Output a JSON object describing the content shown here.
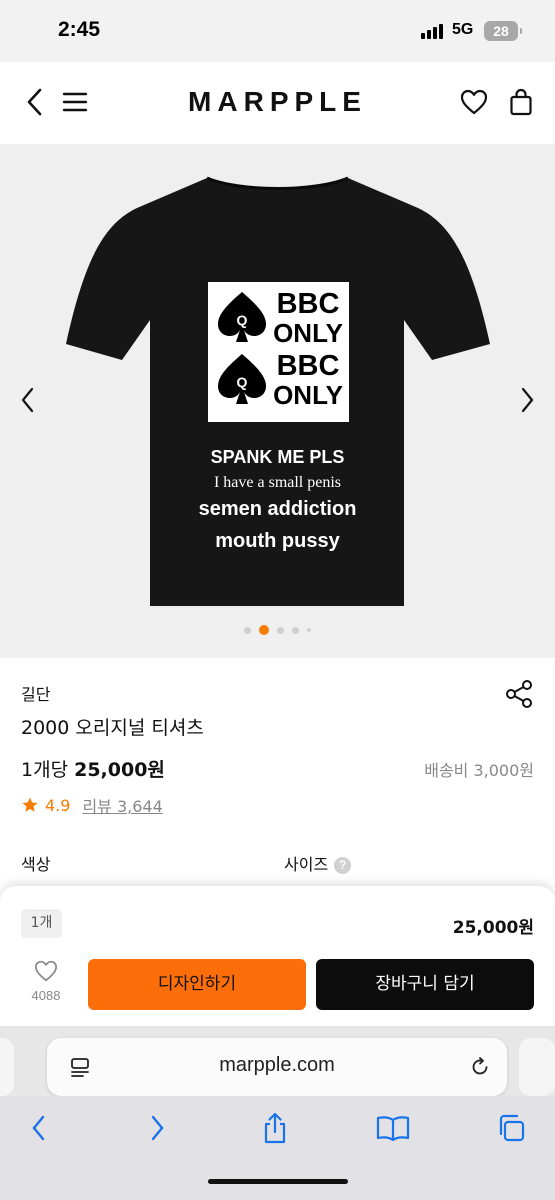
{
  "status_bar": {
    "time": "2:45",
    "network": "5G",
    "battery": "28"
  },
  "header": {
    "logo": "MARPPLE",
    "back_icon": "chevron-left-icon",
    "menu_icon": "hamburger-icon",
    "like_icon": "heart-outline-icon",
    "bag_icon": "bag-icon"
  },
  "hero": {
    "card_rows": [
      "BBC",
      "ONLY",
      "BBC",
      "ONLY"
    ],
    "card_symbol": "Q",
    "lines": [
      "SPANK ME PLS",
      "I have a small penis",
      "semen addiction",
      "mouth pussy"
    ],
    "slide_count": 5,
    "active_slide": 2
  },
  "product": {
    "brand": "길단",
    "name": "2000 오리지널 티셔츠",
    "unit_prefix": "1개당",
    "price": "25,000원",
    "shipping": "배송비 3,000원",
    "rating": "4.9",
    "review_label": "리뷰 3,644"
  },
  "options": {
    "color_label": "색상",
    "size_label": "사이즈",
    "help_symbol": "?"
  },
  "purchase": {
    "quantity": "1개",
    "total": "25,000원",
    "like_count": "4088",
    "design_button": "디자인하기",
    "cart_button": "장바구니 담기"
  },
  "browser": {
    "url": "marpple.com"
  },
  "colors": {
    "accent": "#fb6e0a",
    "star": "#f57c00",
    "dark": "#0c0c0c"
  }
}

* * *

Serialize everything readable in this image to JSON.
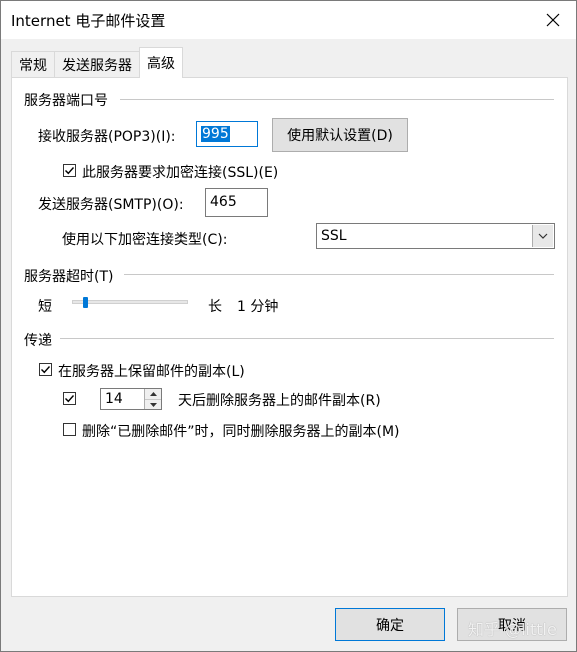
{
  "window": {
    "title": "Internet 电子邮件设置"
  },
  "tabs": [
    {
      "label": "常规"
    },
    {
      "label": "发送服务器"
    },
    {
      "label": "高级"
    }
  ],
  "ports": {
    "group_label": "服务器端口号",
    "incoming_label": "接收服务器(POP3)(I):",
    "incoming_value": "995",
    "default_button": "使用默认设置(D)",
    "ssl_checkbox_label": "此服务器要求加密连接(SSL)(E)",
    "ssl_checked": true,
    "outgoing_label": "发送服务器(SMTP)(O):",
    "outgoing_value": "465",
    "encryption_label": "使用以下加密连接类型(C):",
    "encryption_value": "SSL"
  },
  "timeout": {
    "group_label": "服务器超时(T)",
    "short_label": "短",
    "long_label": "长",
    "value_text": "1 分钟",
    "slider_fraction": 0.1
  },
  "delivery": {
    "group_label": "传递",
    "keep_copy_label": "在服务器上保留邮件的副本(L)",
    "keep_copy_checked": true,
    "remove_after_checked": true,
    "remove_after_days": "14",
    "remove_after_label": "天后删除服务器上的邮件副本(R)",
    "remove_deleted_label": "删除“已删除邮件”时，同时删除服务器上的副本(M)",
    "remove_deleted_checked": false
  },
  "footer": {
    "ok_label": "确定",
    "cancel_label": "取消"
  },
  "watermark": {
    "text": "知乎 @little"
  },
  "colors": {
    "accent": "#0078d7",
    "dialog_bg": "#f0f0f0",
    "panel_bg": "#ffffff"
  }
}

## WORK TO BE COMPLETED
Show all lines in the entries above where the word "发送服务器" appears.

## FINISHED EXERCISE
      "label": "发送服务器"
    "outgoing_label": "发送服务器(SMTP)(O):",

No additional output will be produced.